=== Stored data ===
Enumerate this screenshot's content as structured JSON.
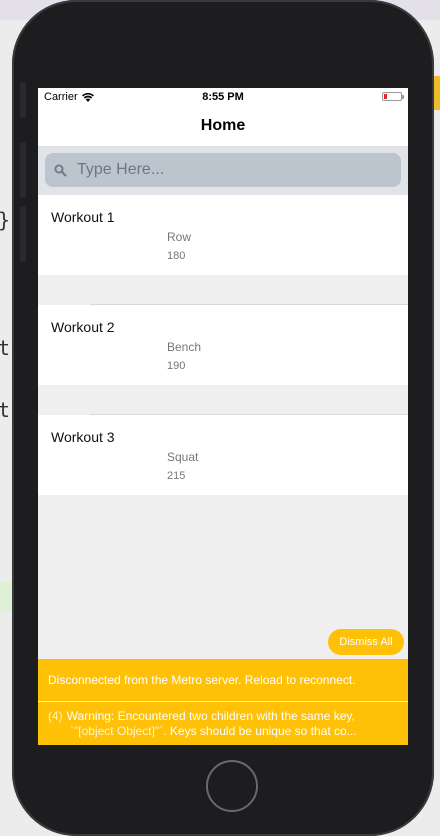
{
  "status_bar": {
    "carrier": "Carrier",
    "time": "8:55 PM"
  },
  "nav": {
    "title": "Home"
  },
  "search": {
    "placeholder": "Type Here..."
  },
  "workouts": [
    {
      "title": "Workout 1",
      "exercise": "Row",
      "weight": "180"
    },
    {
      "title": "Workout 2",
      "exercise": "Bench",
      "weight": "190"
    },
    {
      "title": "Workout 3",
      "exercise": "Squat",
      "weight": "215"
    }
  ],
  "dismiss_label": "Dismiss All",
  "banners": {
    "disconnected": "Disconnected from the Metro server. Reload to reconnect.",
    "warning_count": "(4)",
    "warning_line1": "Warning: Encountered two children with the same key,",
    "warning_key": "`\"[object Object]\"`",
    "warning_line2_rest": ". Keys should be unique so that co..."
  },
  "background_code": [
    "}",
    "t)",
    "t)"
  ],
  "colors": {
    "accent": "#ffc107",
    "search_bg": "#bcc5cd",
    "battery_low": "#e0262b"
  }
}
===
What to produce:
Extract each line from the listing that holds the word "exercise".

Problem solution:
      "exercise": "Row",
      "exercise": "Bench",
      "exercise": "Squat",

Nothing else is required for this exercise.